(Records from a collection of figures)
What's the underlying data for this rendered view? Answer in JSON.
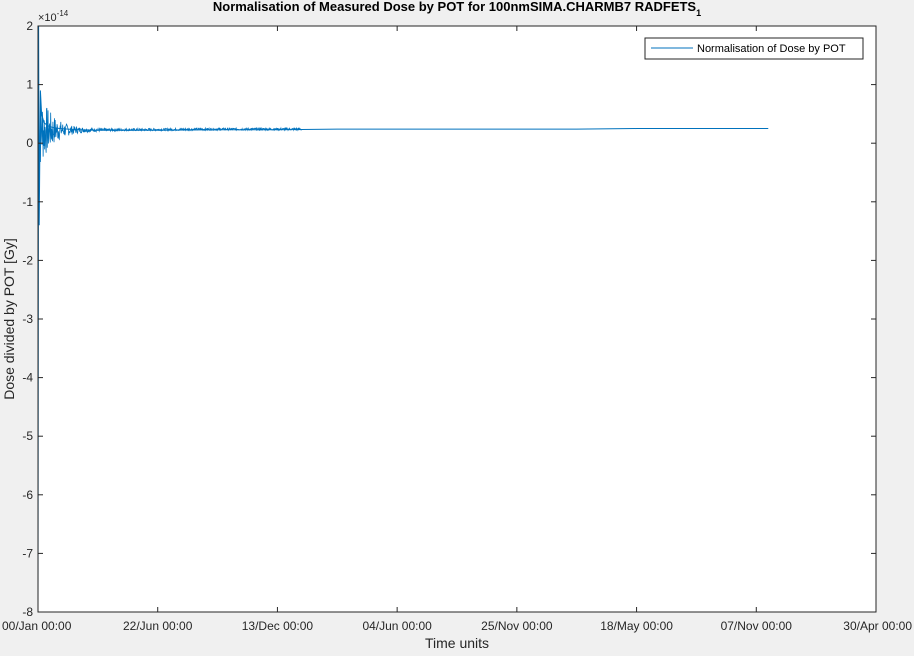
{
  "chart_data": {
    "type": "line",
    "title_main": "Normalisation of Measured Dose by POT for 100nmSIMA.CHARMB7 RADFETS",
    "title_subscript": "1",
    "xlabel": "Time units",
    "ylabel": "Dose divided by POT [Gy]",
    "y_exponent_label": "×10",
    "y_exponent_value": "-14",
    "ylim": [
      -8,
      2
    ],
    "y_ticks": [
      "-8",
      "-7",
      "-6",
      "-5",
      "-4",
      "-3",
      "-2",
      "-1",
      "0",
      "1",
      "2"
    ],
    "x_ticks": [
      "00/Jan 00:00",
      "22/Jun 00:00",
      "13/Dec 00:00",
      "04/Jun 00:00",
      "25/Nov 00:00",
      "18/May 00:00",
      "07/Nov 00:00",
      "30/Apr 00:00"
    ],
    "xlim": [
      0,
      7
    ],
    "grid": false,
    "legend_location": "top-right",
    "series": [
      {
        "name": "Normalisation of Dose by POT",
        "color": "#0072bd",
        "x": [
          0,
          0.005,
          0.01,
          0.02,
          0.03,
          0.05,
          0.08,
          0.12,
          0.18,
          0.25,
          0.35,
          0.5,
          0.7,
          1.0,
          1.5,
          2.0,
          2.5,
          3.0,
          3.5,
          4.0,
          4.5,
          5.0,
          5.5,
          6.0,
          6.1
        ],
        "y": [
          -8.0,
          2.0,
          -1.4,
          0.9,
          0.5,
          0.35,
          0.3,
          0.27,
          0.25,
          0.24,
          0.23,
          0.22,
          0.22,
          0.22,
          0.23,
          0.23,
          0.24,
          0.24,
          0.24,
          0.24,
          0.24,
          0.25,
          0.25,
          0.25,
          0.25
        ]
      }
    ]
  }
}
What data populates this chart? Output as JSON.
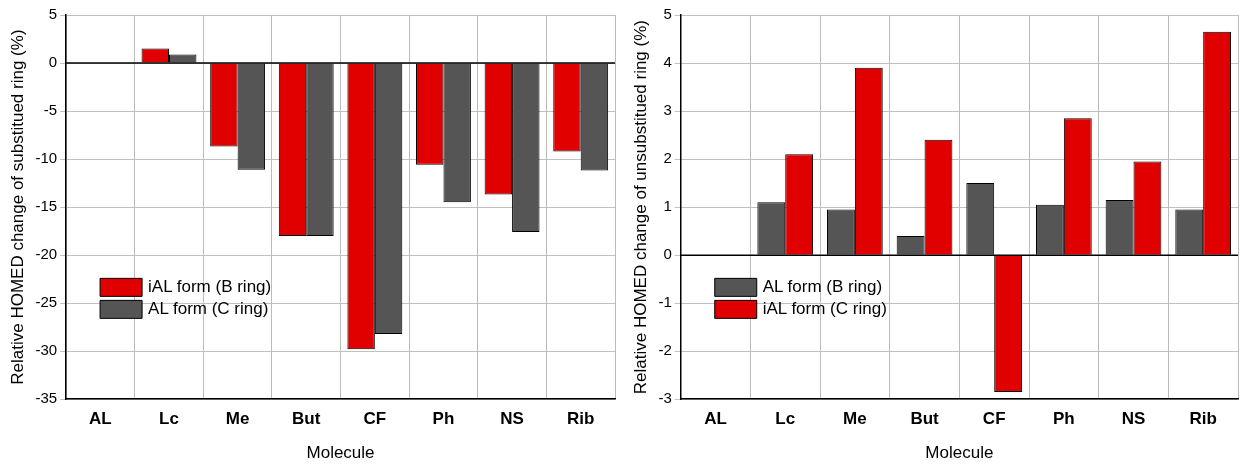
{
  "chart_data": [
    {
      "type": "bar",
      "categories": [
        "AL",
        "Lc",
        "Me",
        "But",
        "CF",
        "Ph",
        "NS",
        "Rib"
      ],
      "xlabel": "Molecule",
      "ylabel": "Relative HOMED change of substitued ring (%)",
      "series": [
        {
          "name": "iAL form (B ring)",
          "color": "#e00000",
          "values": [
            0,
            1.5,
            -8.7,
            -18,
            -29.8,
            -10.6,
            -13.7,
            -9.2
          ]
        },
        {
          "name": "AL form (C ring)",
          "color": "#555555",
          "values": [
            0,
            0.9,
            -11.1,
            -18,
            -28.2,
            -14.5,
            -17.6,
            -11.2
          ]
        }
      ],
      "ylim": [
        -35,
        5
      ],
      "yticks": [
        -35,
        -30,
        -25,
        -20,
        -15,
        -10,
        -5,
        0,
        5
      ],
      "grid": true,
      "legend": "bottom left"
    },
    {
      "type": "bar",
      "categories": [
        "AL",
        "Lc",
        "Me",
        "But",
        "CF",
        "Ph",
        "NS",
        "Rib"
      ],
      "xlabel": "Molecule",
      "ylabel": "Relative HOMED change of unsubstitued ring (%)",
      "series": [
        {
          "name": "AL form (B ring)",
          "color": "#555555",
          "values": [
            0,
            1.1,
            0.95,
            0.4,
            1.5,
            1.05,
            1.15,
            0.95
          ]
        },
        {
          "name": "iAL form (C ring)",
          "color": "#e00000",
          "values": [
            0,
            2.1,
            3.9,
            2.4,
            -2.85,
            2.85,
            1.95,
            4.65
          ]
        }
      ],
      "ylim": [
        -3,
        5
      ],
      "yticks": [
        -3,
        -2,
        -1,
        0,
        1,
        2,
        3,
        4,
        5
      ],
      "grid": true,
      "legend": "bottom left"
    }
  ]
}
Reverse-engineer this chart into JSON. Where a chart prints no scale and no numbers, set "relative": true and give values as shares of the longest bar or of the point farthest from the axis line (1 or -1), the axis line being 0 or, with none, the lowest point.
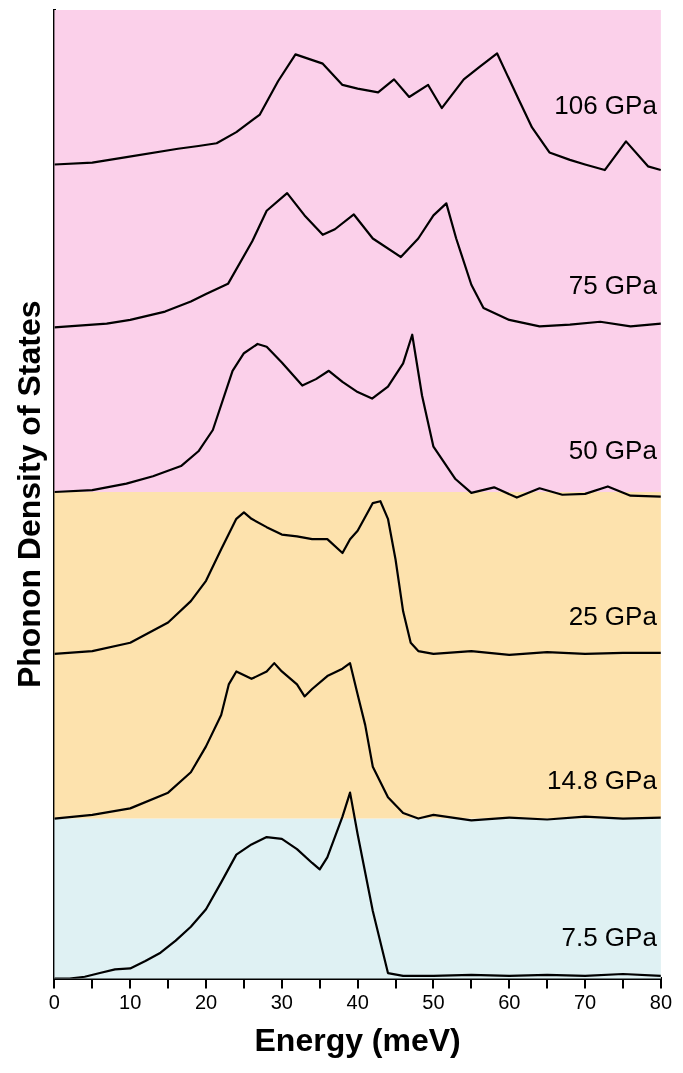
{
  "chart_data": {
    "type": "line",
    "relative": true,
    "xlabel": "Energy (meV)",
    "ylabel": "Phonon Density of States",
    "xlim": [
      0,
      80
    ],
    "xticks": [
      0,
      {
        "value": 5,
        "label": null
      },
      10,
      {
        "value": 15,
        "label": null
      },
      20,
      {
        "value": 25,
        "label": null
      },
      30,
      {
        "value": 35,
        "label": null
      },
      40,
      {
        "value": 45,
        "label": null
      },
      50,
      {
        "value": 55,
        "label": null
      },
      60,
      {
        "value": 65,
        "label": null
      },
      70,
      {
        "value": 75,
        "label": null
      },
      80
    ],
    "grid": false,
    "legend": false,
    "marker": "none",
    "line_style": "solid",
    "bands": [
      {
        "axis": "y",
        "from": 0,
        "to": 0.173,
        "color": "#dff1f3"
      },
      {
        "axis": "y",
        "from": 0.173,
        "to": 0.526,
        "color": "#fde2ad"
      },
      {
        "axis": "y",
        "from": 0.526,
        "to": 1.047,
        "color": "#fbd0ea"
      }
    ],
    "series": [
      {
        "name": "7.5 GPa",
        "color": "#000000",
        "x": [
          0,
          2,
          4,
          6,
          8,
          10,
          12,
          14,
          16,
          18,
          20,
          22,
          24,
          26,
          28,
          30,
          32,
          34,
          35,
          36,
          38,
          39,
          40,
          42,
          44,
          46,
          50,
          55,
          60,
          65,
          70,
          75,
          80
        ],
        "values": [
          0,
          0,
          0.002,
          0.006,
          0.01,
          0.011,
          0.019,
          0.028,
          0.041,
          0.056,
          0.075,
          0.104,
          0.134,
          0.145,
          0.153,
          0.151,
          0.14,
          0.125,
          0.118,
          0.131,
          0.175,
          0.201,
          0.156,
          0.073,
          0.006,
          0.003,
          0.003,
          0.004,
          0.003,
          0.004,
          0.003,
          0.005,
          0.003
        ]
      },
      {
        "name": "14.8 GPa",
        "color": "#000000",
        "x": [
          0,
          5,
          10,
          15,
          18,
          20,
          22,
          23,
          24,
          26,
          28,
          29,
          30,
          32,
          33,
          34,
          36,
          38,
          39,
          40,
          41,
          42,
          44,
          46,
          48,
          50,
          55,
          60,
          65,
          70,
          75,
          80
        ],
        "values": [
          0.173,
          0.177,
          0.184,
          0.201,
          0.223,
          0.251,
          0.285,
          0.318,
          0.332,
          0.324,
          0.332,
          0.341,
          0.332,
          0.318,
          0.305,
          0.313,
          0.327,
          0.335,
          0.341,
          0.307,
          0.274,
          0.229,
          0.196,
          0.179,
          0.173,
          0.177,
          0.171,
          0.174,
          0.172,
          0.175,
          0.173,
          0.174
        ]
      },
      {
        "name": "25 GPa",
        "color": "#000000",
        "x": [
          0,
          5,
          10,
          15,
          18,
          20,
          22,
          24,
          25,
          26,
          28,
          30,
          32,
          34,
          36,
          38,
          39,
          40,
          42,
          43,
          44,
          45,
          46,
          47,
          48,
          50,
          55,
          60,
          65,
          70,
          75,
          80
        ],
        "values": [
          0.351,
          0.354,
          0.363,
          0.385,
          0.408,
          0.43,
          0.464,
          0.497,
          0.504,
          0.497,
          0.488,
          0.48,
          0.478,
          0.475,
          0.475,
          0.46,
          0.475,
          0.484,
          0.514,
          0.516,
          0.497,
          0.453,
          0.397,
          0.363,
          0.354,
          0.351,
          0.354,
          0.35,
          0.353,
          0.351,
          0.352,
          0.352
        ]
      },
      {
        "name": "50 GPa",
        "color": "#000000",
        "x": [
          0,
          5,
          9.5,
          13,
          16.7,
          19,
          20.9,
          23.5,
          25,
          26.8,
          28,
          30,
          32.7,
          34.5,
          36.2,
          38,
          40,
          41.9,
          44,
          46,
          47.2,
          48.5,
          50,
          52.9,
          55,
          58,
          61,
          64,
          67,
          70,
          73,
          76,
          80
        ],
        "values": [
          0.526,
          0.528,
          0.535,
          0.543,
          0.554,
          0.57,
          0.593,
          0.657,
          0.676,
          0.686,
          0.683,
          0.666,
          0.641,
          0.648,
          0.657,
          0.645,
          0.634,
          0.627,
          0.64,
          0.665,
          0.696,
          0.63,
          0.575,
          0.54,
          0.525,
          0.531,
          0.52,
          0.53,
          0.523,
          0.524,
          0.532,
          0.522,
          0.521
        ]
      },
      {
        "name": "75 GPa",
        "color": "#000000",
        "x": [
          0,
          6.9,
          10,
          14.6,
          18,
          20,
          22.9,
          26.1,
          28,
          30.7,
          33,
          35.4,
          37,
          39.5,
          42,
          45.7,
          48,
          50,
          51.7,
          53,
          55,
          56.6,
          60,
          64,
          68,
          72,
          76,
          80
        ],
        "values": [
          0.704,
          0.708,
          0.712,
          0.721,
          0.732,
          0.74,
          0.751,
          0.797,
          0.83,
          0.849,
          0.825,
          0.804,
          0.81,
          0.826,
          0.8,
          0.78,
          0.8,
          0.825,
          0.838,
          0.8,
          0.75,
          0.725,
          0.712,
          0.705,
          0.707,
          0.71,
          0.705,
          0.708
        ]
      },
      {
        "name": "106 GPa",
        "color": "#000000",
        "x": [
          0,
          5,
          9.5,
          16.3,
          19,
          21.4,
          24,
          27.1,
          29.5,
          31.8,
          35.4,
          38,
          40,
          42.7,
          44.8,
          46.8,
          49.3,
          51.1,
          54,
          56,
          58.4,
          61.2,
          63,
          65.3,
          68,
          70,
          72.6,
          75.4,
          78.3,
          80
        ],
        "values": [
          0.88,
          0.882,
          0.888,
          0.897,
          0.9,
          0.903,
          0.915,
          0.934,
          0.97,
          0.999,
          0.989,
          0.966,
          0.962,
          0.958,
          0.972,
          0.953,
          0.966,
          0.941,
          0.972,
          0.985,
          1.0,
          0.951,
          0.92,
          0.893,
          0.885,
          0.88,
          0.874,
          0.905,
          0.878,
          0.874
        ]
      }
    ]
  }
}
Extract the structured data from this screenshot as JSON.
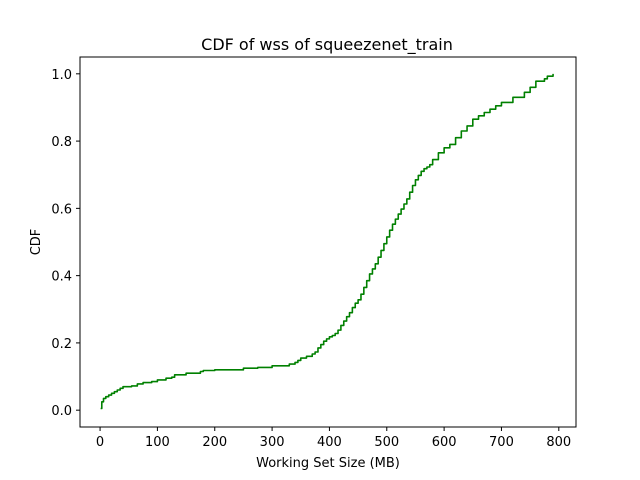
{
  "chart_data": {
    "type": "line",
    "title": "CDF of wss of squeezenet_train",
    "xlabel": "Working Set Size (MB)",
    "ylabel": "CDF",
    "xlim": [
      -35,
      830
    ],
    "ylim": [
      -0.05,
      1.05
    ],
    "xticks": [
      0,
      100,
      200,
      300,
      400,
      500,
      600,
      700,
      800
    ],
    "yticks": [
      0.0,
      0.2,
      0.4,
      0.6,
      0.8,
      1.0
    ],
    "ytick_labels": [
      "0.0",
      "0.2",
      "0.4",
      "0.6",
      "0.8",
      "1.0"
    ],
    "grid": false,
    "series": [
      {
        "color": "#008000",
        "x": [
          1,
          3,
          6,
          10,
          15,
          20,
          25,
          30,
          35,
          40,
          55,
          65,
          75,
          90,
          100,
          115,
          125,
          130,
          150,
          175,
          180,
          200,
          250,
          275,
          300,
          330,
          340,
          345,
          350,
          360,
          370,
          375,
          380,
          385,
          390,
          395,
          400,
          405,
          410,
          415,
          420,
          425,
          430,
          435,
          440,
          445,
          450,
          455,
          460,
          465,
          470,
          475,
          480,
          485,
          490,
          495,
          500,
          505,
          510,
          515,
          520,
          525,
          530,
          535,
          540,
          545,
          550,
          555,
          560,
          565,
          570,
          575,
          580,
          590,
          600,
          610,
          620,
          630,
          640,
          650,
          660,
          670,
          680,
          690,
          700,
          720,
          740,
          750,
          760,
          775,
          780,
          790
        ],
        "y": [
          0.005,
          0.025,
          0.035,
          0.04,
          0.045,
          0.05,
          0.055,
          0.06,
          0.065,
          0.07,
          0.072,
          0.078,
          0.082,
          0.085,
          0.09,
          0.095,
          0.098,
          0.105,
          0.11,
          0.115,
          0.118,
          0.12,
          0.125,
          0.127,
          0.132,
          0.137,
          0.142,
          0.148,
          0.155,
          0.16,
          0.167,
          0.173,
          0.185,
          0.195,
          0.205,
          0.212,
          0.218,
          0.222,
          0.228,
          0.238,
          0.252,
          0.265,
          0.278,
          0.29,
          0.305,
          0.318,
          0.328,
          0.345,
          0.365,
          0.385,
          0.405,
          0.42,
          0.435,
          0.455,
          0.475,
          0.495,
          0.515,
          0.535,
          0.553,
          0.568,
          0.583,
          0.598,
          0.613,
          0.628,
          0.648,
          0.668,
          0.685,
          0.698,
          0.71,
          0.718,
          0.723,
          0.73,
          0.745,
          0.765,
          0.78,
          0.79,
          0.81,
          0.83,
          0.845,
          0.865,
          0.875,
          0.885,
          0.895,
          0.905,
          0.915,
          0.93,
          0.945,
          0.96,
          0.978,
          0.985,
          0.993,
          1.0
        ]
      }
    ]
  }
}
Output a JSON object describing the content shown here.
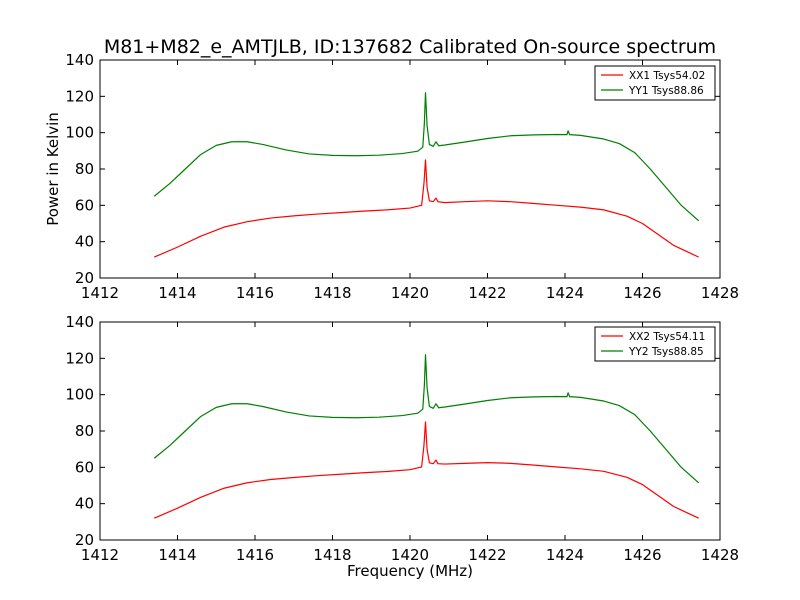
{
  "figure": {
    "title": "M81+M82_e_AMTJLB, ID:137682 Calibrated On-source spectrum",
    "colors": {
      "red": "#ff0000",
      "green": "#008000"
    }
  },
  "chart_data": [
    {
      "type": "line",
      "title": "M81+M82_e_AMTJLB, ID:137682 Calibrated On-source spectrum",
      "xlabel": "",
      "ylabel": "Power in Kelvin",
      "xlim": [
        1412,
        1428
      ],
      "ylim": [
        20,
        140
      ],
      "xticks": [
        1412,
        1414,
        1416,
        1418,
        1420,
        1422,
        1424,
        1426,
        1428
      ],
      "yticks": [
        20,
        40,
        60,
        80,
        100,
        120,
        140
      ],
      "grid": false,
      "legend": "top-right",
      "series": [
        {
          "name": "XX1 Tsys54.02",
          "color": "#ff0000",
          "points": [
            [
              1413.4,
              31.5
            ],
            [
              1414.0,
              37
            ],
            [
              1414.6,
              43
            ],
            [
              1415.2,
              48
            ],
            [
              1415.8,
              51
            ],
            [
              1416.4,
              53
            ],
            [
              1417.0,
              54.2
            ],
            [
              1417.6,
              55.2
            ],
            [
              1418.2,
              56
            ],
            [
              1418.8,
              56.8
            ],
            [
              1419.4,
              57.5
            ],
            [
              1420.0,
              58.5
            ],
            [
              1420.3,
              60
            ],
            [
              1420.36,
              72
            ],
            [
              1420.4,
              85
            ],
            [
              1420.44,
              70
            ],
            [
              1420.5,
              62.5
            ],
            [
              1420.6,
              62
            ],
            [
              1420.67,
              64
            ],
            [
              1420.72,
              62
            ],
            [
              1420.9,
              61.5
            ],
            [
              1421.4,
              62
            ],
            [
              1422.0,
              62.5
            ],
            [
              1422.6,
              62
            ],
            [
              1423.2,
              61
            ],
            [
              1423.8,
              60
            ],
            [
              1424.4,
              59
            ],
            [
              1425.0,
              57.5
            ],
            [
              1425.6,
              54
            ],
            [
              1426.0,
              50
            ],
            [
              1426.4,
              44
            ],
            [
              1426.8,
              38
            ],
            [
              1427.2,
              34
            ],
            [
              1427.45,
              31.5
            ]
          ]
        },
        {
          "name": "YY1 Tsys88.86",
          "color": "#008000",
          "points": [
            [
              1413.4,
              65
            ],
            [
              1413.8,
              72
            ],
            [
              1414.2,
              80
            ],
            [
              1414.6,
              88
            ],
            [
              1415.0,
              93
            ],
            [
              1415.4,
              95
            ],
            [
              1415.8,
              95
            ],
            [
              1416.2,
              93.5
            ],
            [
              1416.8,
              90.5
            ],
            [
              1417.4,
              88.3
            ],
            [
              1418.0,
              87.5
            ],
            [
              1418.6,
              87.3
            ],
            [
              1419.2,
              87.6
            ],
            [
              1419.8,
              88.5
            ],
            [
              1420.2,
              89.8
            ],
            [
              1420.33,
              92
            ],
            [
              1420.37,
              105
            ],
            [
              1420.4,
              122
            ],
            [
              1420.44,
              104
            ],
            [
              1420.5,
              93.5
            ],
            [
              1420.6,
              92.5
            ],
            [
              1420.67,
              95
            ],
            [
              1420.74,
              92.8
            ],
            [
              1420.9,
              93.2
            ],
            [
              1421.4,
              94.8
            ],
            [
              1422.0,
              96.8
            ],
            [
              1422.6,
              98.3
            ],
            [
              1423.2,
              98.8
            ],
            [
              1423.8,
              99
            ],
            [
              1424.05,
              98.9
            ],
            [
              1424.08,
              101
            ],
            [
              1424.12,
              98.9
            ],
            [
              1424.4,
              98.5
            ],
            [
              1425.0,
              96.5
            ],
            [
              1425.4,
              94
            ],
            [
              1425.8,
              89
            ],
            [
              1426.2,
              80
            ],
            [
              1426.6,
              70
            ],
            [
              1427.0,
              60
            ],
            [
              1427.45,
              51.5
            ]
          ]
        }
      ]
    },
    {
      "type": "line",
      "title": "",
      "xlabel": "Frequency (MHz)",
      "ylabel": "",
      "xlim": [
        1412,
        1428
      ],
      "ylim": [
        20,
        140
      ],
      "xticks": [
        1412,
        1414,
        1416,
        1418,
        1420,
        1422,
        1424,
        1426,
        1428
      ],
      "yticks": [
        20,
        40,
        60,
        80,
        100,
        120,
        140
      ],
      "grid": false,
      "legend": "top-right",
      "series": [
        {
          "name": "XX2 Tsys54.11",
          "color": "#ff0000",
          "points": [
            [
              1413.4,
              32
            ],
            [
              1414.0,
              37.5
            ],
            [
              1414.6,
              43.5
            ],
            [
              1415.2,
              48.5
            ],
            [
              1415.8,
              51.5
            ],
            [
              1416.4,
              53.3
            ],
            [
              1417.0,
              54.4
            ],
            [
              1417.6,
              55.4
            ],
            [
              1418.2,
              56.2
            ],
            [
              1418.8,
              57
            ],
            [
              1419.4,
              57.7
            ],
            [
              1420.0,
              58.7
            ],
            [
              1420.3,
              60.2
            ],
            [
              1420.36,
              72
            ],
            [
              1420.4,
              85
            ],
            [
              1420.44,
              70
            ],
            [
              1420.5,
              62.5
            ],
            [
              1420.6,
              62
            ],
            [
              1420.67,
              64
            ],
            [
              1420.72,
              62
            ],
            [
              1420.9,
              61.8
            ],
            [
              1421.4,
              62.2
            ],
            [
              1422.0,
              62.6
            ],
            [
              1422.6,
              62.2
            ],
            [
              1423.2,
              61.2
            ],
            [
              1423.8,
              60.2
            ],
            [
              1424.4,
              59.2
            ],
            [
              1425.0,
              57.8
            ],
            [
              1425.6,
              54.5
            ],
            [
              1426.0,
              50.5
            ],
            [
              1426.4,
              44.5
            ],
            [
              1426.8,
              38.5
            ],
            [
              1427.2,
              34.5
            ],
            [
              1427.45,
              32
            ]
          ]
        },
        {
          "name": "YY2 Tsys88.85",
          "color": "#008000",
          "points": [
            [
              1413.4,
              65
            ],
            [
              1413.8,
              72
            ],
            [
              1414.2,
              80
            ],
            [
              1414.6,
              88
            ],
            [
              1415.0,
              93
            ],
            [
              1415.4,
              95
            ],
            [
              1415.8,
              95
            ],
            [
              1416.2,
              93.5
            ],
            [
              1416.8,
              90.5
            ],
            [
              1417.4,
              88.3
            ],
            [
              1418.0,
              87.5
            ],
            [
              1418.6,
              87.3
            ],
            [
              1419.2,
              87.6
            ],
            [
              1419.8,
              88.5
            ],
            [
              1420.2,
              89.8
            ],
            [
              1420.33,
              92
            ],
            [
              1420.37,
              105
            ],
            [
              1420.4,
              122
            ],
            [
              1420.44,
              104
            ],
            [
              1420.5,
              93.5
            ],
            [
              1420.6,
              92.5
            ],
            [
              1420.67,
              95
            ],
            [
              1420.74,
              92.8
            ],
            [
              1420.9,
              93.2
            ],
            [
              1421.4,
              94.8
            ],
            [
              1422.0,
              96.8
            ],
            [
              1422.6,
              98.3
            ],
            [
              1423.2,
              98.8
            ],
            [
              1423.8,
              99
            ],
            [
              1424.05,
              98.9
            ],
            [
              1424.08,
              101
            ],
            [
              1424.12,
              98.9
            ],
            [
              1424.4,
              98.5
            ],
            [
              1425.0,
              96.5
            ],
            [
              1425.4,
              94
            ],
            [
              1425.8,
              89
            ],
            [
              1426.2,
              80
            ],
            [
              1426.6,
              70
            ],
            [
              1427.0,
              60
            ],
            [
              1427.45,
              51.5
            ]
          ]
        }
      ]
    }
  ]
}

= PROBLEM DETAILS =
Return each line of the listing that holds the string "spectrum".

= SOLVED PROBLEM =
    "title": "M81+M82_e_AMTJLB, ID:137682 Calibrated On-source spectrum",
      "title": "M81+M82_e_AMTJLB, ID:137682 Calibrated On-source spectrum",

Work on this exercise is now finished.